◆ SHORT EXERCISE
Return each line of the material verbatim.

◆ DATA RECORDS
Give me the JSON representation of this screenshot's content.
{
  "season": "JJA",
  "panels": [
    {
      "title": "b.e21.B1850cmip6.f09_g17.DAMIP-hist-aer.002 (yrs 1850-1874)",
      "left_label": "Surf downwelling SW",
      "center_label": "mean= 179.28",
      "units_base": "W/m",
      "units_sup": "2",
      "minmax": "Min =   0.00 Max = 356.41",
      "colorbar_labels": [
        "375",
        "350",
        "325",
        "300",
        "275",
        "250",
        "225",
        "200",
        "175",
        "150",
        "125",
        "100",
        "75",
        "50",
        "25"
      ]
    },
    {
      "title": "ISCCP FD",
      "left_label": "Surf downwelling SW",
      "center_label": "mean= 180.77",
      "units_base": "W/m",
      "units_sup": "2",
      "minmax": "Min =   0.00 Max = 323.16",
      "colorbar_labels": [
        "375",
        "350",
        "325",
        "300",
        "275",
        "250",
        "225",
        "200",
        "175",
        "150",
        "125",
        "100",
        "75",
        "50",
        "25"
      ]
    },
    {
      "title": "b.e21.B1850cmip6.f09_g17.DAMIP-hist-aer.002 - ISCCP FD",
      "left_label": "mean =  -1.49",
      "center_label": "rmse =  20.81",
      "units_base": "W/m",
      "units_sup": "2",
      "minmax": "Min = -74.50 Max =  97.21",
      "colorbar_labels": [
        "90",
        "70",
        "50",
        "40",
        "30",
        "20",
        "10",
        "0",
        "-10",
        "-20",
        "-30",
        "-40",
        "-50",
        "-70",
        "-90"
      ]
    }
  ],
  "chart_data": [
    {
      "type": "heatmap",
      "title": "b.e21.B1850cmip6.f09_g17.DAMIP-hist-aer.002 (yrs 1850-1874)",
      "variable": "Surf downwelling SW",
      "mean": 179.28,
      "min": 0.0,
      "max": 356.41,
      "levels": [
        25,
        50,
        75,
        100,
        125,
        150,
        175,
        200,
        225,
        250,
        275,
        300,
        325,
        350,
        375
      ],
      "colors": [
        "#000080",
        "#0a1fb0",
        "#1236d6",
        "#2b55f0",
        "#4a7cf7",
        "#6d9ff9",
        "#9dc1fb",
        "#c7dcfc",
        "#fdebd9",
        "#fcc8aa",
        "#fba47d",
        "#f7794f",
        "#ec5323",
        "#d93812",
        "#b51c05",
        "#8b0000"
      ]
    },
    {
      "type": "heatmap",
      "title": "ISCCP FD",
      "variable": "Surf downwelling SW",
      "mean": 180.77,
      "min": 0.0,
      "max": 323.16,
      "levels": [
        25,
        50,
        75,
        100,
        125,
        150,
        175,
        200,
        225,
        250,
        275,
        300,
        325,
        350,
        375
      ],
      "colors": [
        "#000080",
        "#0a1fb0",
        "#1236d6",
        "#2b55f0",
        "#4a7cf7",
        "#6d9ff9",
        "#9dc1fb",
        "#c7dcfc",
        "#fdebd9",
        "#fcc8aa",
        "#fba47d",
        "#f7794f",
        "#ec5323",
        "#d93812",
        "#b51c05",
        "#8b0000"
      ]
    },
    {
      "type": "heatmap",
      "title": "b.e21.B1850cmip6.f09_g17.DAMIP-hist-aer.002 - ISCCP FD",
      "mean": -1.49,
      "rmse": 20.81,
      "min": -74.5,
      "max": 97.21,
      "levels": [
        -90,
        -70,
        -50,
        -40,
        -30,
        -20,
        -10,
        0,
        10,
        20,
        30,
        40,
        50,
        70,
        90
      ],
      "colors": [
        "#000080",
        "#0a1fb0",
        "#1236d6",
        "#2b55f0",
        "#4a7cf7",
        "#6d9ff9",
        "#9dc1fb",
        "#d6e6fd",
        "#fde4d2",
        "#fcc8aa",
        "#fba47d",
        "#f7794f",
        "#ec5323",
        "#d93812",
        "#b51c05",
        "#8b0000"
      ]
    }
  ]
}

◆ RIGHT ANSWER
Give me the JSON representation of this screenshot's content.
{
  "season": "JJA",
  "panels": [
    {
      "title": "b.e21.B1850cmip6.f09_g17.DAMIP-hist-aer.002 (yrs 1850-1874)",
      "left_label": "Surf downwelling SW",
      "center_label": "mean= 179.28",
      "units_base": "W/m",
      "units_sup": "2",
      "minmax": "Min =   0.00 Max = 356.41",
      "colorbar_labels": [
        "375",
        "350",
        "325",
        "300",
        "275",
        "250",
        "225",
        "200",
        "175",
        "150",
        "125",
        "100",
        "75",
        "50",
        "25"
      ]
    },
    {
      "title": "ISCCP FD",
      "left_label": "Surf downwelling SW",
      "center_label": "mean= 180.77",
      "units_base": "W/m",
      "units_sup": "2",
      "minmax": "Min =   0.00 Max = 323.16",
      "colorbar_labels": [
        "375",
        "350",
        "325",
        "300",
        "275",
        "250",
        "225",
        "200",
        "175",
        "150",
        "125",
        "100",
        "75",
        "50",
        "25"
      ]
    },
    {
      "title": "b.e21.B1850cmip6.f09_g17.DAMIP-hist-aer.002 - ISCCP FD",
      "left_label": "mean =  -1.49",
      "center_label": "rmse =  20.81",
      "units_base": "W/m",
      "units_sup": "2",
      "minmax": "Min = -74.50 Max =  97.21",
      "colorbar_labels": [
        "90",
        "70",
        "50",
        "40",
        "30",
        "20",
        "10",
        "0",
        "-10",
        "-20",
        "-30",
        "-40",
        "-50",
        "-70",
        "-90"
      ]
    }
  ],
  "chart_data": [
    {
      "type": "heatmap",
      "title": "b.e21.B1850cmip6.f09_g17.DAMIP-hist-aer.002 (yrs 1850-1874)",
      "variable": "Surf downwelling SW",
      "mean": 179.28,
      "min": 0.0,
      "max": 356.41,
      "levels": [
        25,
        50,
        75,
        100,
        125,
        150,
        175,
        200,
        225,
        250,
        275,
        300,
        325,
        350,
        375
      ],
      "colors": [
        "#000080",
        "#0a1fb0",
        "#1236d6",
        "#2b55f0",
        "#4a7cf7",
        "#6d9ff9",
        "#9dc1fb",
        "#c7dcfc",
        "#fdebd9",
        "#fcc8aa",
        "#fba47d",
        "#f7794f",
        "#ec5323",
        "#d93812",
        "#b51c05",
        "#8b0000"
      ]
    },
    {
      "type": "heatmap",
      "title": "ISCCP FD",
      "variable": "Surf downwelling SW",
      "mean": 180.77,
      "min": 0.0,
      "max": 323.16,
      "levels": [
        25,
        50,
        75,
        100,
        125,
        150,
        175,
        200,
        225,
        250,
        275,
        300,
        325,
        350,
        375
      ],
      "colors": [
        "#000080",
        "#0a1fb0",
        "#1236d6",
        "#2b55f0",
        "#4a7cf7",
        "#6d9ff9",
        "#9dc1fb",
        "#c7dcfc",
        "#fdebd9",
        "#fcc8aa",
        "#fba47d",
        "#f7794f",
        "#ec5323",
        "#d93812",
        "#b51c05",
        "#8b0000"
      ]
    },
    {
      "type": "heatmap",
      "title": "b.e21.B1850cmip6.f09_g17.DAMIP-hist-aer.002 - ISCCP FD",
      "mean": -1.49,
      "rmse": 20.81,
      "min": -74.5,
      "max": 97.21,
      "levels": [
        -90,
        -70,
        -50,
        -40,
        -30,
        -20,
        -10,
        0,
        10,
        20,
        30,
        40,
        50,
        70,
        90
      ],
      "colors": [
        "#000080",
        "#0a1fb0",
        "#1236d6",
        "#2b55f0",
        "#4a7cf7",
        "#6d9ff9",
        "#9dc1fb",
        "#d6e6fd",
        "#fde4d2",
        "#fcc8aa",
        "#fba47d",
        "#f7794f",
        "#ec5323",
        "#d93812",
        "#b51c05",
        "#8b0000"
      ]
    }
  ]
}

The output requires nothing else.